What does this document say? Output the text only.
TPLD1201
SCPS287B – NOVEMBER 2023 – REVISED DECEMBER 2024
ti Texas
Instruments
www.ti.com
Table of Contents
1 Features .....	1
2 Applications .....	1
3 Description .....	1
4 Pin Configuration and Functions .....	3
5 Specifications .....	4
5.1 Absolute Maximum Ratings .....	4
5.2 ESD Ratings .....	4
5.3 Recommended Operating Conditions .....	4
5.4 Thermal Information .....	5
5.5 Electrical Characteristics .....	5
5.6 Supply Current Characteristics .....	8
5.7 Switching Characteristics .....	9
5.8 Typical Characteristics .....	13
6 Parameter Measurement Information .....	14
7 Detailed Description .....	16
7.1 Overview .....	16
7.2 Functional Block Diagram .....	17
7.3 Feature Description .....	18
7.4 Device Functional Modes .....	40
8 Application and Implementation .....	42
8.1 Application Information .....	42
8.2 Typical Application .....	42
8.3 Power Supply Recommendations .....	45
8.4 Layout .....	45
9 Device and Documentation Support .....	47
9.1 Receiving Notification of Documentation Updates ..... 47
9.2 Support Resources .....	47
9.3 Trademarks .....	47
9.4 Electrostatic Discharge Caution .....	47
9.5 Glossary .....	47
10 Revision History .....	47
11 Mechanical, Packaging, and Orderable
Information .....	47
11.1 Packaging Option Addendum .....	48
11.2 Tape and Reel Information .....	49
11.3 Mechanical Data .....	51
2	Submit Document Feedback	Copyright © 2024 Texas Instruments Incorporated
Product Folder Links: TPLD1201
################
Aim of the exercise. Gather and copy every line of the data in which the string "Documentation" is found.

Solution to this exercise.
9 Device and Documentation Support .....	47
9.1 Receiving Notification of Documentation Updates ..... 47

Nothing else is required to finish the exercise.